▸ **Exercise**
Copy out the listing exactly.

▸ **Material**
***

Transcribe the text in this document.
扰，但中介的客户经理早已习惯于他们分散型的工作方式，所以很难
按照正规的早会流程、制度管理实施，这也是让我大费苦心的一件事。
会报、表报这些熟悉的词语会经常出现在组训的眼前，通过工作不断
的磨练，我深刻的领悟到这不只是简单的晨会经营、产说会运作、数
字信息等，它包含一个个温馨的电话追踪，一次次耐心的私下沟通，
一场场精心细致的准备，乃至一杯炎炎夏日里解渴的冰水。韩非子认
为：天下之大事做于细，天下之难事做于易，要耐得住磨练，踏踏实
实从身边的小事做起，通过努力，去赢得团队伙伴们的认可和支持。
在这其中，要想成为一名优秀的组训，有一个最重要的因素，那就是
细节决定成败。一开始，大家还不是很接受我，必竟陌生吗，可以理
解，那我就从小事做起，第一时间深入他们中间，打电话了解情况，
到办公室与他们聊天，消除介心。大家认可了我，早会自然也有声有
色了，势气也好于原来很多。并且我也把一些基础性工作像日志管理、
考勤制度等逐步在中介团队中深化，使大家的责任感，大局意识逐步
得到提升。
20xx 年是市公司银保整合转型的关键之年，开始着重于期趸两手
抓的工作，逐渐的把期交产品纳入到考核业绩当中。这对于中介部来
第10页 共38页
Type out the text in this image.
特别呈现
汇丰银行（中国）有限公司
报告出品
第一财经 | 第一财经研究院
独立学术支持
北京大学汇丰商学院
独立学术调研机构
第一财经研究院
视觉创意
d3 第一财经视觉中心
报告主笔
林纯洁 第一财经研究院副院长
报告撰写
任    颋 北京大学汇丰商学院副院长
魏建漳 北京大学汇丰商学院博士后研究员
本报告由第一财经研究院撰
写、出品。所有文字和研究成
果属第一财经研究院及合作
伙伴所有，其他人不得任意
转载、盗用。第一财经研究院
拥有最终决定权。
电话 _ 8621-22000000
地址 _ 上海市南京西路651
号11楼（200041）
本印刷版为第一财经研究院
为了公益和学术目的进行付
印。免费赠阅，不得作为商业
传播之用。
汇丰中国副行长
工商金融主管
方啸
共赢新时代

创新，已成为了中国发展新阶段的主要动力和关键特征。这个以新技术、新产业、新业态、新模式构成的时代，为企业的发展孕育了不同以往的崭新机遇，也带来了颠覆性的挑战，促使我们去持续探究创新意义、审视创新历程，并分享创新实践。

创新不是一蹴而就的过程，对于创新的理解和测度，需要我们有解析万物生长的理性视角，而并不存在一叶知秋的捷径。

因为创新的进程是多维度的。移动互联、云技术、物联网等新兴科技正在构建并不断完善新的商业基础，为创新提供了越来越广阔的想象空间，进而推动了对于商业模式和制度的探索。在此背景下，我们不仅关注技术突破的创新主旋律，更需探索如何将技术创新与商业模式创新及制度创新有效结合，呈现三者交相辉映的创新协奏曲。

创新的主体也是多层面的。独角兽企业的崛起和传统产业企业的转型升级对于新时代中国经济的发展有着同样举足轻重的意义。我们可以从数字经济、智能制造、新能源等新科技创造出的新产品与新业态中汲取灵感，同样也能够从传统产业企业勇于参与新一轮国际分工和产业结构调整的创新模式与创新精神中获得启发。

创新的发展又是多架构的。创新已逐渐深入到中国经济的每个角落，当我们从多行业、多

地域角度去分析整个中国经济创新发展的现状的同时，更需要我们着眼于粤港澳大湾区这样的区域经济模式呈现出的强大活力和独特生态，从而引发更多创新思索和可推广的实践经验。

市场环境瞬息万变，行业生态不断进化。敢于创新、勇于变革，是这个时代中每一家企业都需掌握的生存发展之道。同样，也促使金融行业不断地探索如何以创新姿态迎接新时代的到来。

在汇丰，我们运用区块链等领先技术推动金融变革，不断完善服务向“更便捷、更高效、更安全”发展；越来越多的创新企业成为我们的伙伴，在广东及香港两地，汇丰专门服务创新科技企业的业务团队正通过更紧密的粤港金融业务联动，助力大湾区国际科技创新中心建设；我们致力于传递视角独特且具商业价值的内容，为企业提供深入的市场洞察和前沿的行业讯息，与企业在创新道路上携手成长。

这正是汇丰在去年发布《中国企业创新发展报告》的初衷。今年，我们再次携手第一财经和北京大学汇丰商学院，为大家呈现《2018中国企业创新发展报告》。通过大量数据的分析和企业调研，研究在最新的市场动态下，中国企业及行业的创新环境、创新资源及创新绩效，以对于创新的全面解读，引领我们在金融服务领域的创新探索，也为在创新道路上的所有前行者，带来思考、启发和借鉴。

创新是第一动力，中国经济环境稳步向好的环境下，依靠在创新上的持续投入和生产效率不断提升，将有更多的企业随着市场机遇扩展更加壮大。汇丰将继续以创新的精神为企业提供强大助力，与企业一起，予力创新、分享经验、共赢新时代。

***

▸ **Complete response**
Transcribe the text in this document.
扰，但中介的客户经理早已习惯于他们分散型的工作方式，所以很难
按照正规的早会流程、制度管理实施，这也是让我大费苦心的一件事。
会报、表报这些熟悉的词语会经常出现在组训的眼前，通过工作不断
的磨练，我深刻的领悟到这不只是简单的晨会经营、产说会运作、数
字信息等，它包含一个个温馨的电话追踪，一次次耐心的私下沟通，
一场场精心细致的准备，乃至一杯炎炎夏日里解渴的冰水。韩非子认
为：天下之大事做于细，天下之难事做于易，要耐得住磨练，踏踏实
实从身边的小事做起，通过努力，去赢得团队伙伴们的认可和支持。
在这其中，要想成为一名优秀的组训，有一个最重要的因素，那就是
细节决定成败。一开始，大家还不是很接受我，必竟陌生吗，可以理
解，那我就从小事做起，第一时间深入他们中间，打电话了解情况，
到办公室与他们聊天，消除介心。大家认可了我，早会自然也有声有
色了，势气也好于原来很多。并且我也把一些基础性工作像日志管理、
考勤制度等逐步在中介团队中深化，使大家的责任感，大局意识逐步
得到提升。
20xx 年是市公司银保整合转型的关键之年，开始着重于期趸两手
抓的工作，逐渐的把期交产品纳入到考核业绩当中。这对于中介部来
第10页 共38页
Type out the text in this image.
特别呈现
汇丰银行（中国）有限公司
报告出品
第一财经 | 第一财经研究院
独立学术支持
北京大学汇丰商学院
独立学术调研机构
第一财经研究院
视觉创意
d3 第一财经视觉中心
报告主笔
林纯洁 第一财经研究院副院长
报告撰写
任    颋 北京大学汇丰商学院副院长
魏建漳 北京大学汇丰商学院博士后研究员
本报告由第一财经研究院撰
写、出品。所有文字和研究成
果属第一财经研究院及合作
伙伴所有，其他人不得任意
转载、盗用。第一财经研究院
拥有最终决定权。
电话 _ 8621-22000000
地址 _ 上海市南京西路651
号11楼（200041）
本印刷版为第一财经研究院
为了公益和学术目的进行付
印。免费赠阅，不得作为商业
传播之用。
汇丰中国副行长
工商金融主管
方啸
共赢新时代

创新，已成为了中国发展新阶段的主要动力和关键特征。这个以新技术、新产业、新业态、新模式构成的时代，为企业的发展孕育了不同以往的崭新机遇，也带来了颠覆性的挑战，促使我们去持续探究创新意义、审视创新历程，并分享创新实践。

创新不是一蹴而就的过程，对于创新的理解和测度，需要我们有解析万物生长的理性视角，而并不存在一叶知秋的捷径。

因为创新的进程是多维度的。移动互联、云技术、物联网等新兴科技正在构建并不断完善新的商业基础，为创新提供了越来越广阔的想象空间，进而推动了对于商业模式和制度的探索。在此背景下，我们不仅关注技术突破的创新主旋律，更需探索如何将技术创新与商业模式创新及制度创新有效结合，呈现三者交相辉映的创新协奏曲。

创新的主体也是多层面的。独角兽企业的崛起和传统产业企业的转型升级对于新时代中国经济的发展有着同样举足轻重的意义。我们可以从数字经济、智能制造、新能源等新科技创造出的新产品与新业态中汲取灵感，同样也能够从传统产业企业勇于参与新一轮国际分工和产业结构调整的创新模式与创新精神中获得启发。

创新的发展又是多架构的。创新已逐渐深入到中国经济的每个角落，当我们从多行业、多

地域角度去分析整个中国经济创新发展的现状的同时，更需要我们着眼于粤港澳大湾区这样的区域经济模式呈现出的强大活力和独特生态，从而引发更多创新思索和可推广的实践经验。

市场环境瞬息万变，行业生态不断进化。敢于创新、勇于变革，是这个时代中每一家企业都需掌握的生存发展之道。同样，也促使金融行业不断地探索如何以创新姿态迎接新时代的到来。

在汇丰，我们运用区块链等领先技术推动金融变革，不断完善服务向“更便捷、更高效、更安全”发展；越来越多的创新企业成为我们的伙伴，在广东及香港两地，汇丰专门服务创新科技企业的业务团队正通过更紧密的粤港金融业务联动，助力大湾区国际科技创新中心建设；我们致力于传递视角独特且具商业价值的内容，为企业提供深入的市场洞察和前沿的行业讯息，与企业在创新道路上携手成长。

这正是汇丰在去年发布《中国企业创新发展报告》的初衷。今年，我们再次携手第一财经和北京大学汇丰商学院，为大家呈现《2018中国企业创新发展报告》。通过大量数据的分析和企业调研，研究在最新的市场动态下，中国企业及行业的创新环境、创新资源及创新绩效，以对于创新的全面解读，引领我们在金融服务领域的创新探索，也为在创新道路上的所有前行者，带来思考、启发和借鉴。

创新是第一动力，中国经济环境稳步向好的环境下，依靠在创新上的持续投入和生产效率不断提升，将有更多的企业随着市场机遇扩展更加壮大。汇丰将继续以创新的精神为企业提供强大助力，与企业一起，予力创新、分享经验、共赢新时代。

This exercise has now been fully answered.